_Exercise description_
Select all lines with the string "free" in them, and copy those lines.

** START OF Input records **

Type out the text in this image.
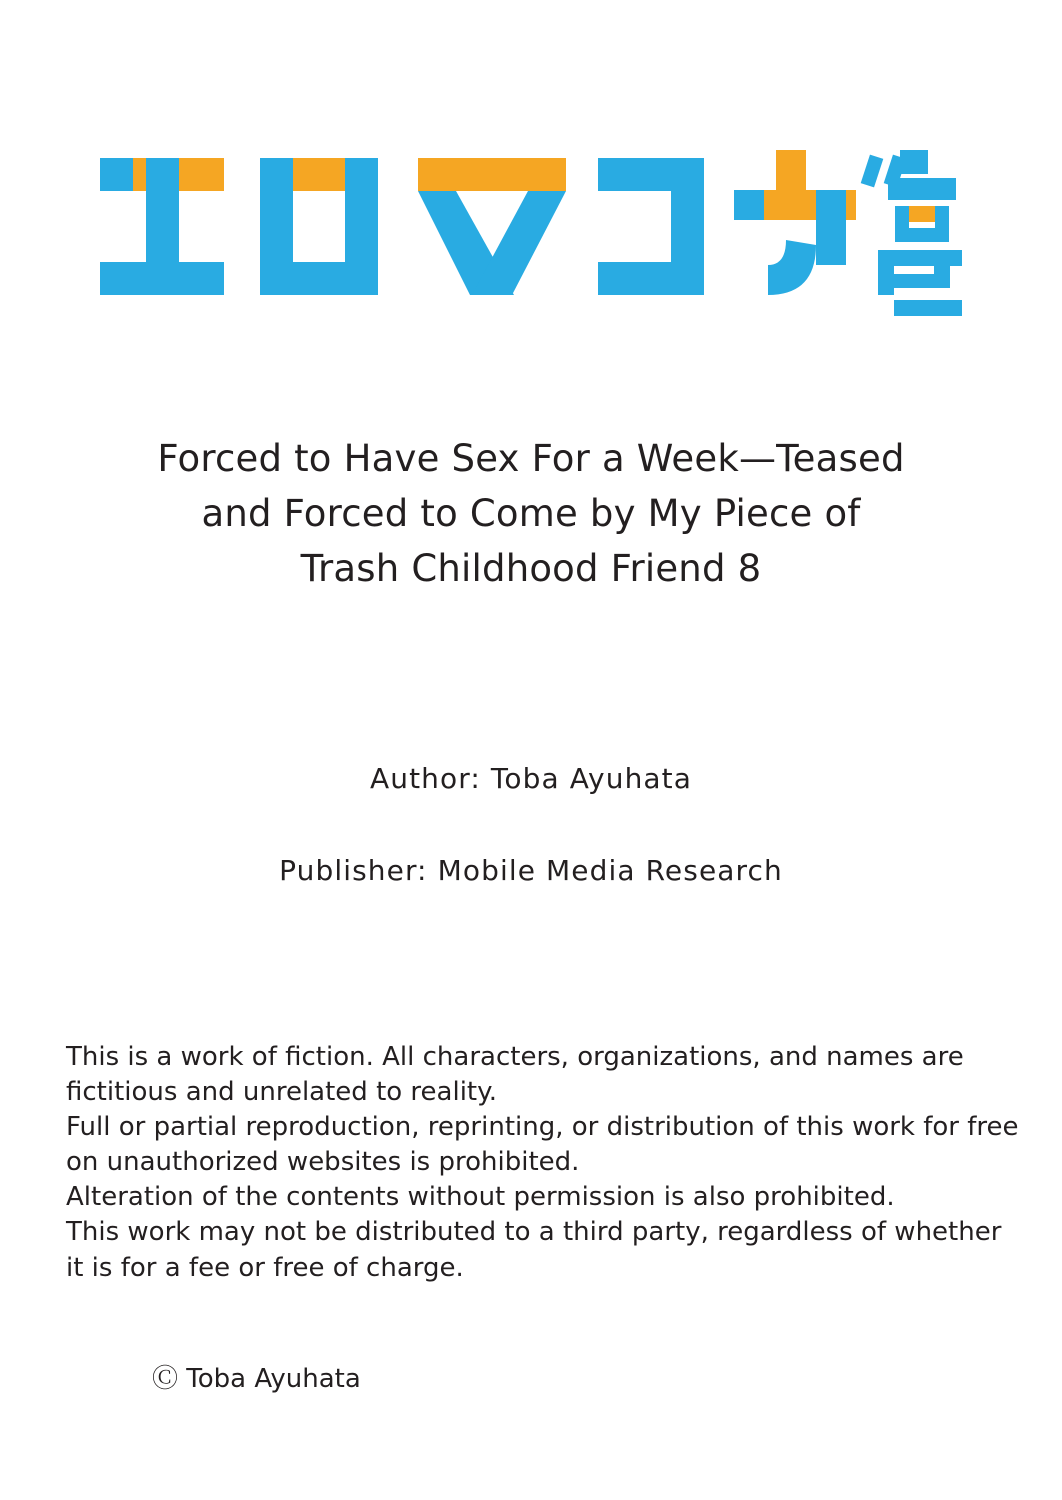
Forced to Have Sex For a Week—Teased and Forced to Come by My Piece of Trash Childhood Friend 8
Author: Toba Ayuhata
Publisher: Mobile Media Research

This is a work of fiction. All characters, organizations, and names are fictitious and unrelated to reality.

Full or partial reproduction, reprinting, or distribution of this work for free on unauthorized websites is prohibited.

Alteration of the contents without permission is also prohibited.

This work may not be distributed to a third party, regardless of whether it is for a fee or free of charge.

Ⓒ Toba Ayuhata
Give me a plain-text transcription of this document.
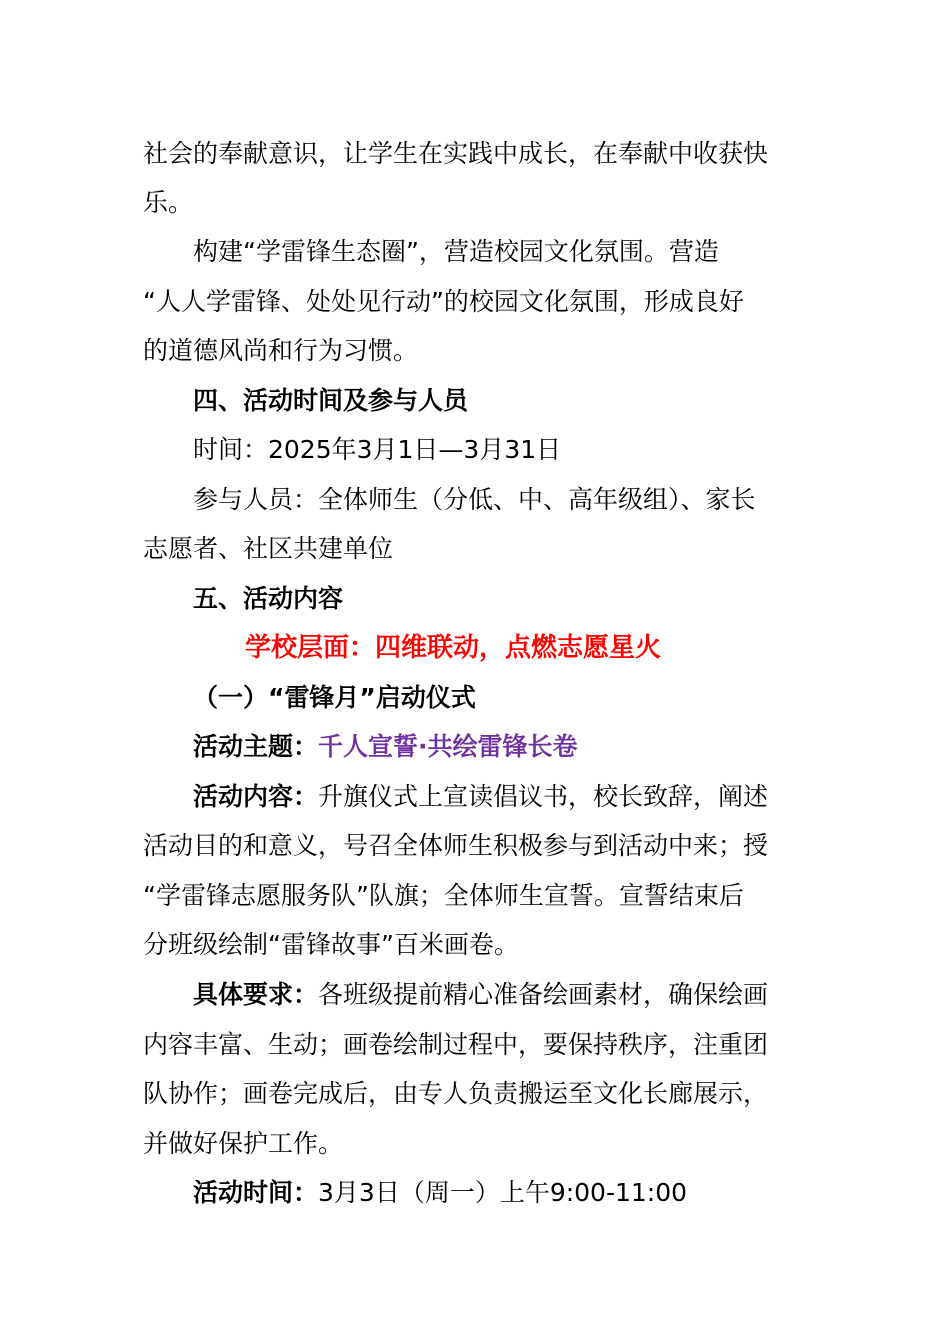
社会的奉献意识，让学生在实践中成长，在奉献中收获快
乐。
构建“学雷锋生态圈”，营造校园文化氛围。营造
“人人学雷锋、处处见行动”的校园文化氛围，形成良好
的道德风尚和行为习惯。
四、活动时间及参与人员
时间：2025年3月1日—3月31日
参与人员：全体师生（分低、中、高年级组）、家长
志愿者、社区共建单位
五、活动内容
学校层面：四维联动，点燃志愿星火
（一）“雷锋月”启动仪式
活动主题：千人宣誓·共绘雷锋长卷
活动内容：升旗仪式上宣读倡议书，校长致辞，阐述
活动目的和意义，号召全体师生积极参与到活动中来；授
“学雷锋志愿服务队”队旗；全体师生宣誓。宣誓结束后
分班级绘制“雷锋故事”百米画卷。
具体要求：各班级提前精心准备绘画素材，确保绘画
内容丰富、生动；画卷绘制过程中，要保持秩序，注重团
队协作；画卷完成后，由专人负责搬运至文化长廊展示，
并做好保护工作。
活动时间：3月3日（周一）上午9:00-11:00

** END OF Input records **

_Solution for this task_
Full or partial reproduction, reprinting, or distribution of this work for free on unauthorized websites is prohibited.
This work may not be distributed to a third party, regardless of whether it is for a fee or free of charge.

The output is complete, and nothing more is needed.